__Data supplied__.
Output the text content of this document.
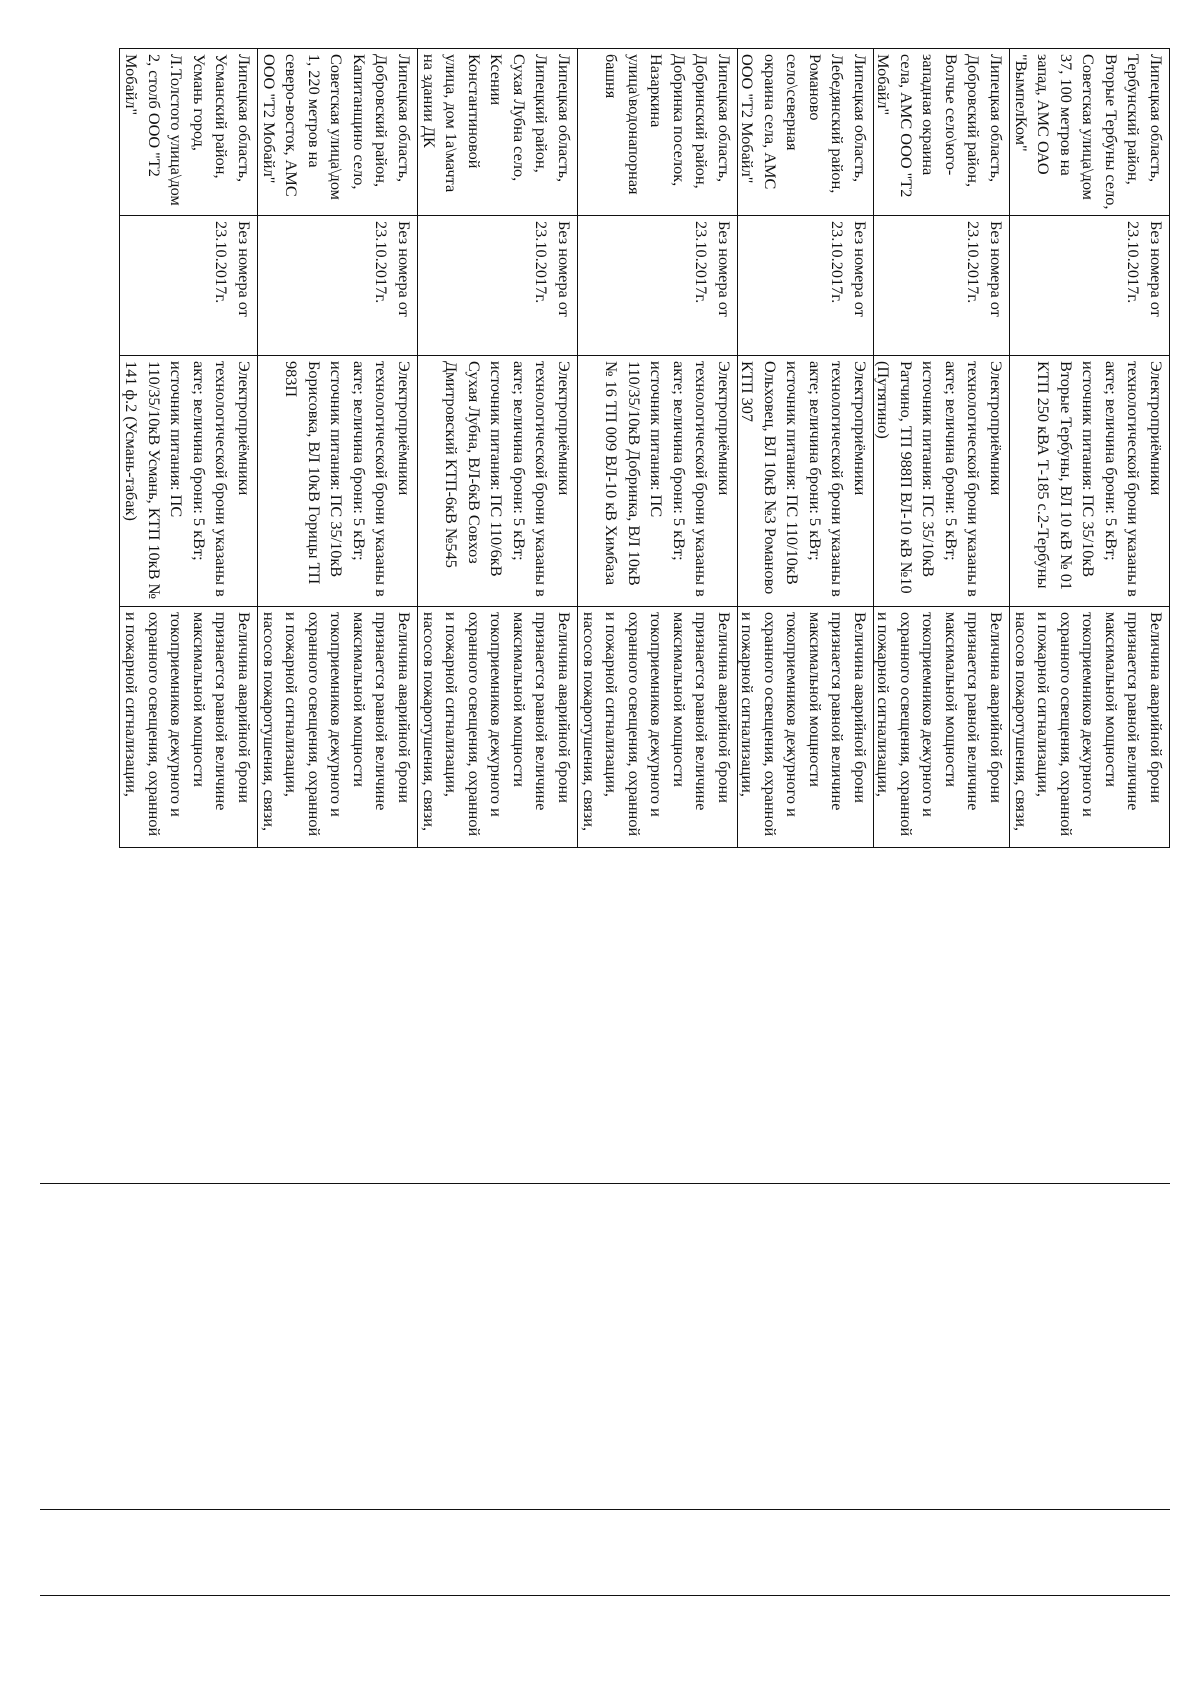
Липецкая область, Тербунский район, Вторые Тербуны село, Советская улица\дом 37, 100 метров на запад, АМС ОАО "ВымпелКом"
Без номера от 23.10.2017г.
Электроприёмники технологической брони указаны в акте; величина брони: 5 кВт; источник питания: ПС 35/10кВ Вторые Тербуны, ВЛ 10 кВ № 01 КТП 250 кВА Т-185 с.2-Тербуны
Величина аварийной брони признается равной величине максимальной мощности токоприемников дежурного и охранного освещения, охранной и пожарной сигнализации, насосов пожаротушения, связи,
Липецкая область, Добровский район, Волчье село\юго-западная окраина села, АМС ООО "Т2 Мобайл"
Без номера от 23.10.2017г.
Электроприёмники технологической брони указаны в акте; величина брони: 5 кВт; источник питания: ПС 35/10кВ Ратчино, ТП 988П ВЛ-10 кВ №10 (Путятино)
Величина аварийной брони признается равной величине максимальной мощности токоприемников дежурного и охранного освещения, охранной и пожарной сигнализации,
Липецкая область, Лебедянский район, Романово село\северная окраина села, АМС ООО "Т2 Мобайл"
Без номера от 23.10.2017г.
Электроприёмники технологической брони указаны в акте; величина брони: 5 кВт; источник питания: ПС 110/10кВ Ольховец, ВЛ 10кВ №3 Романово КТП 307
Величина аварийной брони признается равной величине максимальной мощности токоприемников дежурного и охранного освещения, охранной и пожарной сигнализации,
Липецкая область, Добринский район, Добринка поселок, Назаркина улица\водонапорная башня
Без номера от 23.10.2017г.
Электроприёмники технологической брони указаны в акте; величина брони: 5 кВт; источник питания: ПС 110/35/10кВ Добринка, ВЛ 10кВ № 16 ТП 009 ВЛ-10 кВ Химбаза
Величина аварийной брони признается равной величине максимальной мощности токоприемников дежурного и охранного освещения, охранной и пожарной сигнализации, насосов пожаротушения, связи,
Липецкая область, Липецкий район, Сухая Лубна село, Ксении Константиновой улица, дом 1а\мачта на здании ДК
Без номера от 23.10.2017г.
Электроприёмники технологической брони указаны в акте; величина брони: 5 кВт; источник питания: ПС 110/6кВ Сухая Лубна, ВЛ-6кВ Совхоз Дмитровский КТП-6кВ №545
Величина аварийной брони признается равной величине максимальной мощности токоприемников дежурного и охранного освещения, охранной и пожарной сигнализации, насосов пожаротушения, связи,
Липецкая область, Добровский район, Капитанщино село, Советская улица\дом 1, 220 метров на северо-восток, АМС ООО "Т2 Мобайл"
Без номера от 23.10.2017г.
Электроприёмники технологической брони указаны в акте; величина брони: 5 кВт; источник питания: ПС 35/10кВ Борисовка, ВЛ 10кВ Горицы ТП 983П
Величина аварийной брони признается равной величине максимальной мощности токоприемников дежурного и охранного освещения, охранной и пожарной сигнализации, насосов пожаротушения, связи,
Липецкая область, Усманский район, Усмань город, Л.Толстого улица\дом 2, столб ООО "Т2 Мобайл"
Без номера от 23.10.2017г.
Электроприёмники технологической брони указаны в акте; величина брони: 5 кВт; источник питания: ПС 110/35/10кВ Усмань, КТП 10кВ № 141 ф.2 (Усмань-табак)
Величина аварийной брони признается равной величине максимальной мощности токоприемников дежурного и охранного освещения, охранной и пожарной сигнализации,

__Do this__.
Make a word-for-word copy of the entries, without any pictures.

__Response to the exercise__.
Output the text content of this document.
Липецкая область, Тербунский район, Вторые Тербуны село, Советская улица\дом 37, 100 метров на запад, АМС ОАО "ВымпелКом"
Без номера от 23.10.2017г.
Электроприёмники технологической брони указаны в акте; величина брони: 5 кВт; источник питания: ПС 35/10кВ Вторые Тербуны, ВЛ 10 кВ № 01 КТП 250 кВА Т-185 с.2-Тербуны
Величина аварийной брони признается равной величине максимальной мощности токоприемников дежурного и охранного освещения, охранной и пожарной сигнализации, насосов пожаротушения, связи,
Липецкая область, Добровский район, Волчье село\юго-западная окраина села, АМС ООО "Т2 Мобайл"
Без номера от 23.10.2017г.
Электроприёмники технологической брони указаны в акте; величина брони: 5 кВт; источник питания: ПС 35/10кВ Ратчино, ТП 988П ВЛ-10 кВ №10 (Путятино)
Величина аварийной брони признается равной величине максимальной мощности токоприемников дежурного и охранного освещения, охранной и пожарной сигнализации,
Липецкая область, Лебедянский район, Романово село\северная окраина села, АМС ООО "Т2 Мобайл"
Без номера от 23.10.2017г.
Электроприёмники технологической брони указаны в акте; величина брони: 5 кВт; источник питания: ПС 110/10кВ Ольховец, ВЛ 10кВ №3 Романово КТП 307
Величина аварийной брони признается равной величине максимальной мощности токоприемников дежурного и охранного освещения, охранной и пожарной сигнализации,
Липецкая область, Добринский район, Добринка поселок, Назаркина улица\водонапорная башня
Без номера от 23.10.2017г.
Электроприёмники технологической брони указаны в акте; величина брони: 5 кВт; источник питания: ПС 110/35/10кВ Добринка, ВЛ 10кВ № 16 ТП 009 ВЛ-10 кВ Химбаза
Величина аварийной брони признается равной величине максимальной мощности токоприемников дежурного и охранного освещения, охранной и пожарной сигнализации, насосов пожаротушения, связи,
Липецкая область, Липецкий район, Сухая Лубна село, Ксении Константиновой улица, дом 1а\мачта на здании ДК
Без номера от 23.10.2017г.
Электроприёмники технологической брони указаны в акте; величина брони: 5 кВт; источник питания: ПС 110/6кВ Сухая Лубна, ВЛ-6кВ Совхоз Дмитровский КТП-6кВ №545
Величина аварийной брони признается равной величине максимальной мощности токоприемников дежурного и охранного освещения, охранной и пожарной сигнализации, насосов пожаротушения, связи,
Липецкая область, Добровский район, Капитанщино село, Советская улица\дом 1, 220 метров на северо-восток, АМС ООО "Т2 Мобайл"
Без номера от 23.10.2017г.
Электроприёмники технологической брони указаны в акте; величина брони: 5 кВт; источник питания: ПС 35/10кВ Борисовка, ВЛ 10кВ Горицы ТП 983П
Величина аварийной брони признается равной величине максимальной мощности токоприемников дежурного и охранного освещения, охранной и пожарной сигнализации, насосов пожаротушения, связи,
Липецкая область, Усманский район, Усмань город, Л.Толстого улица\дом 2, столб ООО "Т2 Мобайл"
Без номера от 23.10.2017г.
Электроприёмники технологической брони указаны в акте; величина брони: 5 кВт; источник питания: ПС 110/35/10кВ Усмань, КТП 10кВ № 141 ф.2 (Усмань-табак)
Величина аварийной брони признается равной величине максимальной мощности токоприемников дежурного и охранного освещения, охранной и пожарной сигнализации,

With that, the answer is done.